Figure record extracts
= = = = =

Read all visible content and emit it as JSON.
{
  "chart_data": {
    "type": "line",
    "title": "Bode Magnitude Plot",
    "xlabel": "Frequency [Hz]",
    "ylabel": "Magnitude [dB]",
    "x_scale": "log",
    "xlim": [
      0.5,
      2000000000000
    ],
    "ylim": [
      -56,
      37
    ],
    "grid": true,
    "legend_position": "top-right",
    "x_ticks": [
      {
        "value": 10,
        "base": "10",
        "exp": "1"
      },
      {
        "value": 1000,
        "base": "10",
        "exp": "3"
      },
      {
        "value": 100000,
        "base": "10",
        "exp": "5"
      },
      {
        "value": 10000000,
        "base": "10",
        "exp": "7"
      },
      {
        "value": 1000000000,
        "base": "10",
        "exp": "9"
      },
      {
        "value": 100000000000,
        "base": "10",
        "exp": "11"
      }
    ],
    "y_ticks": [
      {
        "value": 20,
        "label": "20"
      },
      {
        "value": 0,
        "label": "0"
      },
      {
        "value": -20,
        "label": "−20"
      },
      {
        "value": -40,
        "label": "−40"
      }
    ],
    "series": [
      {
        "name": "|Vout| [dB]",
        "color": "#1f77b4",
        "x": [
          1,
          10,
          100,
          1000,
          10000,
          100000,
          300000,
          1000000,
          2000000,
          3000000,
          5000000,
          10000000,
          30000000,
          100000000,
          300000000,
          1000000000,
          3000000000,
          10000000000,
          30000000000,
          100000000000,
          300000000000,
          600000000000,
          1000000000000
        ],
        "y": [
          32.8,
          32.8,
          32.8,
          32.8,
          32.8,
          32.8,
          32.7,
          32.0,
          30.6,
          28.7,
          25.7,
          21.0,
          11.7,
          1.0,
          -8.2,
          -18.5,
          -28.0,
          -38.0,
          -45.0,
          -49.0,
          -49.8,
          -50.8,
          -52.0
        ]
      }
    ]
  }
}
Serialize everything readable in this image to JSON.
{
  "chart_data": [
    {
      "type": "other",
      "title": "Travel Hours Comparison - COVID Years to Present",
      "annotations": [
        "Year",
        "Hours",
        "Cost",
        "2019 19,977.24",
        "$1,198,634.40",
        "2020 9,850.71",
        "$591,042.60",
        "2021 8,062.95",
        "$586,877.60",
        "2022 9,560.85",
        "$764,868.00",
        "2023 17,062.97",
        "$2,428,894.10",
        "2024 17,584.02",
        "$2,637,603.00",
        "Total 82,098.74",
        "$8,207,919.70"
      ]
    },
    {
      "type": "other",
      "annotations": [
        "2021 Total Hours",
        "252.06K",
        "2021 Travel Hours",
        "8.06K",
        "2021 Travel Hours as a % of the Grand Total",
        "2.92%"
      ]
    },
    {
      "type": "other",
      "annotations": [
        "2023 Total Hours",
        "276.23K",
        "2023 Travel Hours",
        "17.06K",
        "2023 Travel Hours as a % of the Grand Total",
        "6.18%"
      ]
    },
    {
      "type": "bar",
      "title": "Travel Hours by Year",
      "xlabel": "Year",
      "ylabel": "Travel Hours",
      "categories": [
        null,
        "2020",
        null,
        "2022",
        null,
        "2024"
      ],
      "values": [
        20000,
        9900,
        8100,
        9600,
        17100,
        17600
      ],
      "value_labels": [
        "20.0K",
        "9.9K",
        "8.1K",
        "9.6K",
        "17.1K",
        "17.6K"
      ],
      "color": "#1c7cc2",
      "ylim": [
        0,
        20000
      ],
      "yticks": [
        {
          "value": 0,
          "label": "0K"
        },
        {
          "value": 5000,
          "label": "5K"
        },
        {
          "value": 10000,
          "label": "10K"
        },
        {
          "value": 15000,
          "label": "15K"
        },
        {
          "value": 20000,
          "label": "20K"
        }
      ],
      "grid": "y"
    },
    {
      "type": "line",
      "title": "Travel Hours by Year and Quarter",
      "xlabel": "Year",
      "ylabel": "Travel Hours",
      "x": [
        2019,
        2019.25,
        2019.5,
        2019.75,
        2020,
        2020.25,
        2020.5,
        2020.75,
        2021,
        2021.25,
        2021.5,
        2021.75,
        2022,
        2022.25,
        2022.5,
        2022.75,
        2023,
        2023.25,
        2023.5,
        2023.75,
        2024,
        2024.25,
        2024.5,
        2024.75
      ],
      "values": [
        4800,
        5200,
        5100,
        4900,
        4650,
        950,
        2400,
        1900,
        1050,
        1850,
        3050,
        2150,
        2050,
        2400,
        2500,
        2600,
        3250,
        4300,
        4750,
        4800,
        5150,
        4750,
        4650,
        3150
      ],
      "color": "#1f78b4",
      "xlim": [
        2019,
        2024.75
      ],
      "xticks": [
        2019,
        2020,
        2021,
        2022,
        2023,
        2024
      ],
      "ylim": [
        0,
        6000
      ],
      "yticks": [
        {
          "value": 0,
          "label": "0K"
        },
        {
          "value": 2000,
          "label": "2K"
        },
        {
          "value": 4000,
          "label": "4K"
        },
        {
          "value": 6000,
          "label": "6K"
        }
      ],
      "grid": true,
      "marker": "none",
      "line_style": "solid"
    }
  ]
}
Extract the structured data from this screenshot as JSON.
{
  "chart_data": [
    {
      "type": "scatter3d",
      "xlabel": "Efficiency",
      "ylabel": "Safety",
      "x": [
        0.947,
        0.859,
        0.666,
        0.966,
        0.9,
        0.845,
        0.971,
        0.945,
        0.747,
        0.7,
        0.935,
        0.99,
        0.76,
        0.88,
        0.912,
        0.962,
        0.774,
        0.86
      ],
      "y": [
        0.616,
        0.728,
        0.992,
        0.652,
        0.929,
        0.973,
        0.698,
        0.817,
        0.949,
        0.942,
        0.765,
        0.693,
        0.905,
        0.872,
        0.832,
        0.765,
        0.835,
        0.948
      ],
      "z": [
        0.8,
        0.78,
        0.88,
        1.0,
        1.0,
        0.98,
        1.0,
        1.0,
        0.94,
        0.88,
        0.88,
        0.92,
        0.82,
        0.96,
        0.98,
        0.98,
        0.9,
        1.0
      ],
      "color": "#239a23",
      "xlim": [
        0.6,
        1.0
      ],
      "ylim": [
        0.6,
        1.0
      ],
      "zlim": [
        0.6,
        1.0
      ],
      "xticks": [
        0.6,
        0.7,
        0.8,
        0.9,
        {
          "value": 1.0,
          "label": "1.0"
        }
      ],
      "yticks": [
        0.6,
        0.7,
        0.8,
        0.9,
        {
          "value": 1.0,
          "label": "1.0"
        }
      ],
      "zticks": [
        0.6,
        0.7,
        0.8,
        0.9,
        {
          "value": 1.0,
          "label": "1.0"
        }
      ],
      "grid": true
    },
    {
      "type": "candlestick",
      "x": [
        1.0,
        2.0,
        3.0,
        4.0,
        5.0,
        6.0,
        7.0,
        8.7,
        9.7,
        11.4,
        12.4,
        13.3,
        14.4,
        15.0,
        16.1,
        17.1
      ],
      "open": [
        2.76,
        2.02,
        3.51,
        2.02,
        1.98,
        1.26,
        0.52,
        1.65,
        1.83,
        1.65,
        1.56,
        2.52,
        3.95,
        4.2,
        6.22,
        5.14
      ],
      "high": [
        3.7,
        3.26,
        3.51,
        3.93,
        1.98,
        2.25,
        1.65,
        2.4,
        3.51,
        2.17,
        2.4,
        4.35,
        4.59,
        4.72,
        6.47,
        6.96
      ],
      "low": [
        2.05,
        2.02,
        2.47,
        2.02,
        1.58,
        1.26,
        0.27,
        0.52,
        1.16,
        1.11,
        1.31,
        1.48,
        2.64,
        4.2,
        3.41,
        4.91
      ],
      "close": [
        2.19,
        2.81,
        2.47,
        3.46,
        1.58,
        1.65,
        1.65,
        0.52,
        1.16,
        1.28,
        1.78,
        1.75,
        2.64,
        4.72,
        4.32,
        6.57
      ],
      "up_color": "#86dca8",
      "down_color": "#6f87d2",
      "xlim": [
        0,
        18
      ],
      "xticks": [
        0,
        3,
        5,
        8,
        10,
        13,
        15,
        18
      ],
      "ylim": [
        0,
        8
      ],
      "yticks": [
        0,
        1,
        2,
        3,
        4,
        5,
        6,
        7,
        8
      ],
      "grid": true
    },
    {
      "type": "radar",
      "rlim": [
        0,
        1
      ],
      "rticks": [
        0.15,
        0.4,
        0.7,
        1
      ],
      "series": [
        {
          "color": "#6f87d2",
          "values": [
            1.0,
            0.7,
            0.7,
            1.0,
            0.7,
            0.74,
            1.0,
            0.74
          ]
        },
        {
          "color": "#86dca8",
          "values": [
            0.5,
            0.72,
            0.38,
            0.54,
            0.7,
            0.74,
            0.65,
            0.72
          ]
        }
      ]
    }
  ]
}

= = = = =

Return all the lines that contain the string "Grand".

Response to this exercise:
        "2021 Travel Hours as a % of the Grand Total",
        "2023 Travel Hours as a % of the Grand Total",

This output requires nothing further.